▶ **OBJECTIVE**: Give back the records below exactly, every one, with no pictures.

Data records
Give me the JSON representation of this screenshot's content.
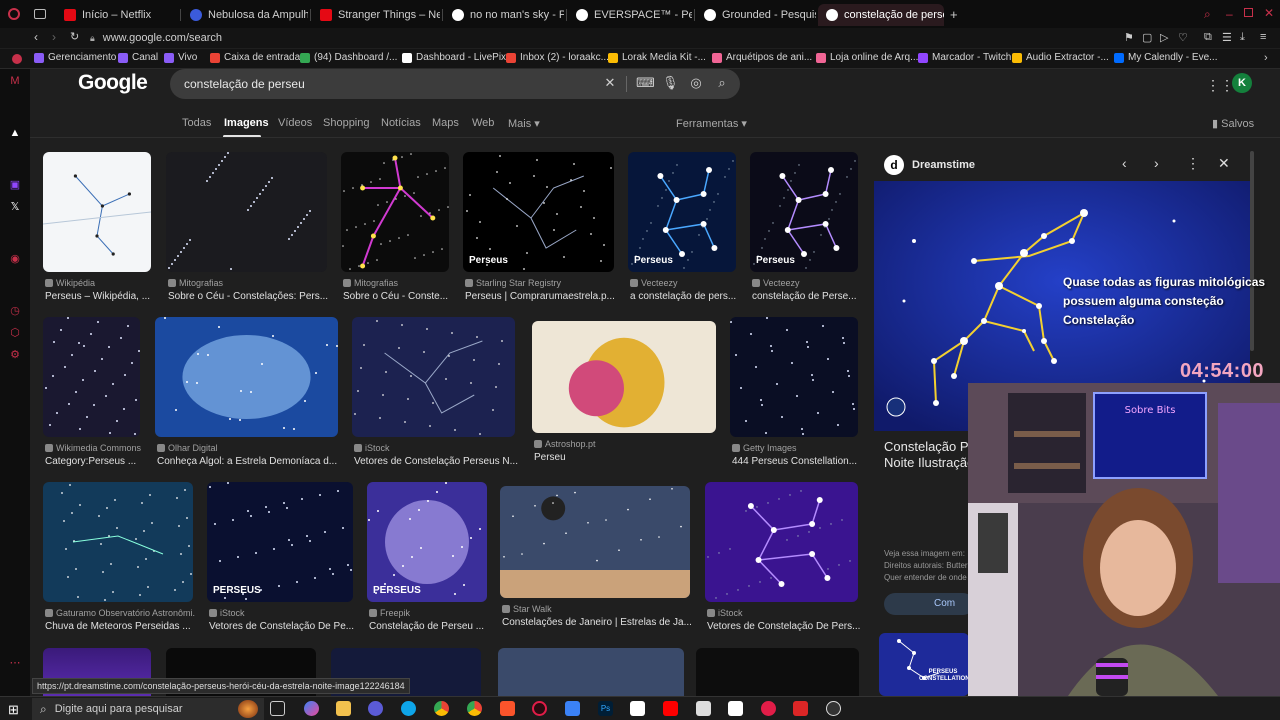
{
  "browser": {
    "tabs": [
      {
        "label": "Início – Netflix",
        "color": "#e50914"
      },
      {
        "label": "Nebulosa da Ampulheta",
        "color": "#3b5bdb"
      },
      {
        "label": "Stranger Things – Netflix",
        "color": "#e50914"
      },
      {
        "label": "no no man's sky - Pesqu",
        "color": "#ffffff"
      },
      {
        "label": "EVERSPACE™ - Pesquisa",
        "color": "#ffffff"
      },
      {
        "label": "Grounded - Pesquisa Goo",
        "color": "#ffffff"
      },
      {
        "label": "constelação de perseu - ",
        "color": "#ffffff"
      }
    ],
    "url": "www.google.com/search",
    "bookmarks": [
      {
        "label": "Gerenciamento",
        "color": "#8a5cf6"
      },
      {
        "label": "Canal",
        "color": "#8a5cf6"
      },
      {
        "label": "Vivo",
        "color": "#8a5cf6"
      },
      {
        "label": "Caixa de entrada",
        "color": "#ea4335"
      },
      {
        "label": "(94) Dashboard /...",
        "color": "#34a853"
      },
      {
        "label": "Dashboard - LivePix",
        "color": "#ffffff"
      },
      {
        "label": "Inbox (2) - loraakc...",
        "color": "#ea4335"
      },
      {
        "label": "Lorak Media Kit -...",
        "color": "#fbbc04"
      },
      {
        "label": "Arquétipos de ani...",
        "color": "#f06595"
      },
      {
        "label": "Loja online de Arq...",
        "color": "#f06595"
      },
      {
        "label": "Marcador - Twitch",
        "color": "#9146ff"
      },
      {
        "label": "Audio Extractor -...",
        "color": "#fbbc04"
      },
      {
        "label": "My Calendly - Eve...",
        "color": "#006bff"
      }
    ]
  },
  "google": {
    "logo": "Google",
    "query": "constelação de perseu",
    "nav": [
      "Todas",
      "Imagens",
      "Vídeos",
      "Shopping",
      "Notícias",
      "Maps",
      "Web",
      "Mais"
    ],
    "tools": "Ferramentas",
    "saved": "Salvos",
    "avatar_letter": "K"
  },
  "results": [
    {
      "source": "Wikipédia",
      "title": "Perseus – Wikipédia, ..."
    },
    {
      "source": "Mitografias",
      "title": "Sobre o Céu - Constelações: Pers..."
    },
    {
      "source": "Mitografias",
      "title": "Sobre o Céu - Conste..."
    },
    {
      "source": "Starling Star Registry",
      "title": "Perseus | Comprarumaestrela.p..."
    },
    {
      "source": "Vecteezy",
      "title": "a constelação de pers..."
    },
    {
      "source": "Vecteezy",
      "title": "constelação de Perse..."
    },
    {
      "source": "Wikimedia Commons",
      "title": "Category:Perseus ..."
    },
    {
      "source": "Olhar Digital",
      "title": "Conheça Algol: a Estrela Demoníaca d..."
    },
    {
      "source": "iStock",
      "title": "Vetores de Constelação Perseus N..."
    },
    {
      "source": "Astroshop.pt",
      "title": "Perseu"
    },
    {
      "source": "Getty Images",
      "title": "444 Perseus Constellation..."
    },
    {
      "source": "Gaturamo Observatório Astronômi...",
      "title": "Chuva de Meteoros Perseidas ..."
    },
    {
      "source": "iStock",
      "title": "Vetores de Constelação De Pe..."
    },
    {
      "source": "Freepik",
      "title": "Constelação de Perseu ..."
    },
    {
      "source": "Star Walk",
      "title": "Constelações de Janeiro | Estrelas de Ja..."
    },
    {
      "source": "iStock",
      "title": "Vetores de Constelação De Pers..."
    }
  ],
  "thumb_labels": {
    "perseus_a": "Perseus",
    "perseus_b": "Perseus",
    "perseus_c": "Perseus",
    "perseus_d": "PERSEUS",
    "perseus_e": "PERSEUS",
    "perseus_f": "PERSEUS"
  },
  "panel": {
    "source": "Dreamstime",
    "title": "Constelação Pe Noite Ilustração",
    "line1": "Veja essa imagem em:",
    "line2": "Direitos autorais: Butter",
    "line3": "Quer entender de onde",
    "button": "Com",
    "thumb_caption": "PERSEUS CONSTELLATION"
  },
  "stream_overlay": {
    "caption": "Quase todas as figuras mitológicas possuem alguma consteção Constelação",
    "timer": "04:54:00",
    "neon_sign": "Sobre Bits"
  },
  "status_url": "https://pt.dreamstime.com/constelação-perseus-herói-céu-da-estrela-noite-image122246184",
  "taskbar": {
    "search_placeholder": "Digite aqui para pesquisar"
  }
}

▶ **WORKED SOLUTION**:
Give me the JSON representation of this screenshot's content.
{
  "browser": {
    "tabs": [
      {
        "label": "Início – Netflix",
        "color": "#e50914"
      },
      {
        "label": "Nebulosa da Ampulheta",
        "color": "#3b5bdb"
      },
      {
        "label": "Stranger Things – Netflix",
        "color": "#e50914"
      },
      {
        "label": "no no man's sky - Pesqu",
        "color": "#ffffff"
      },
      {
        "label": "EVERSPACE™ - Pesquisa",
        "color": "#ffffff"
      },
      {
        "label": "Grounded - Pesquisa Goo",
        "color": "#ffffff"
      },
      {
        "label": "constelação de perseu - ",
        "color": "#ffffff"
      }
    ],
    "url": "www.google.com/search",
    "bookmarks": [
      {
        "label": "Gerenciamento",
        "color": "#8a5cf6"
      },
      {
        "label": "Canal",
        "color": "#8a5cf6"
      },
      {
        "label": "Vivo",
        "color": "#8a5cf6"
      },
      {
        "label": "Caixa de entrada",
        "color": "#ea4335"
      },
      {
        "label": "(94) Dashboard /...",
        "color": "#34a853"
      },
      {
        "label": "Dashboard - LivePix",
        "color": "#ffffff"
      },
      {
        "label": "Inbox (2) - loraakc...",
        "color": "#ea4335"
      },
      {
        "label": "Lorak Media Kit -...",
        "color": "#fbbc04"
      },
      {
        "label": "Arquétipos de ani...",
        "color": "#f06595"
      },
      {
        "label": "Loja online de Arq...",
        "color": "#f06595"
      },
      {
        "label": "Marcador - Twitch",
        "color": "#9146ff"
      },
      {
        "label": "Audio Extractor -...",
        "color": "#fbbc04"
      },
      {
        "label": "My Calendly - Eve...",
        "color": "#006bff"
      }
    ]
  },
  "google": {
    "logo": "Google",
    "query": "constelação de perseu",
    "nav": [
      "Todas",
      "Imagens",
      "Vídeos",
      "Shopping",
      "Notícias",
      "Maps",
      "Web",
      "Mais"
    ],
    "tools": "Ferramentas",
    "saved": "Salvos",
    "avatar_letter": "K"
  },
  "results": [
    {
      "source": "Wikipédia",
      "title": "Perseus – Wikipédia, ..."
    },
    {
      "source": "Mitografias",
      "title": "Sobre o Céu - Constelações: Pers..."
    },
    {
      "source": "Mitografias",
      "title": "Sobre o Céu - Conste..."
    },
    {
      "source": "Starling Star Registry",
      "title": "Perseus | Comprarumaestrela.p..."
    },
    {
      "source": "Vecteezy",
      "title": "a constelação de pers..."
    },
    {
      "source": "Vecteezy",
      "title": "constelação de Perse..."
    },
    {
      "source": "Wikimedia Commons",
      "title": "Category:Perseus ..."
    },
    {
      "source": "Olhar Digital",
      "title": "Conheça Algol: a Estrela Demoníaca d..."
    },
    {
      "source": "iStock",
      "title": "Vetores de Constelação Perseus N..."
    },
    {
      "source": "Astroshop.pt",
      "title": "Perseu"
    },
    {
      "source": "Getty Images",
      "title": "444 Perseus Constellation..."
    },
    {
      "source": "Gaturamo Observatório Astronômi...",
      "title": "Chuva de Meteoros Perseidas ..."
    },
    {
      "source": "iStock",
      "title": "Vetores de Constelação De Pe..."
    },
    {
      "source": "Freepik",
      "title": "Constelação de Perseu ..."
    },
    {
      "source": "Star Walk",
      "title": "Constelações de Janeiro | Estrelas de Ja..."
    },
    {
      "source": "iStock",
      "title": "Vetores de Constelação De Pers..."
    }
  ],
  "thumb_labels": {
    "perseus_a": "Perseus",
    "perseus_b": "Perseus",
    "perseus_c": "Perseus",
    "perseus_d": "PERSEUS",
    "perseus_e": "PERSEUS",
    "perseus_f": "PERSEUS"
  },
  "panel": {
    "source": "Dreamstime",
    "title": "Constelação Pe Noite Ilustração",
    "line1": "Veja essa imagem em:",
    "line2": "Direitos autorais: Butter",
    "line3": "Quer entender de onde",
    "button": "Com",
    "thumb_caption": "PERSEUS CONSTELLATION"
  },
  "stream_overlay": {
    "caption": "Quase todas as figuras mitológicas possuem alguma consteção Constelação",
    "timer": "04:54:00",
    "neon_sign": "Sobre Bits"
  },
  "status_url": "https://pt.dreamstime.com/constelação-perseus-herói-céu-da-estrela-noite-image122246184",
  "taskbar": {
    "search_placeholder": "Digite aqui para pesquisar"
  }
}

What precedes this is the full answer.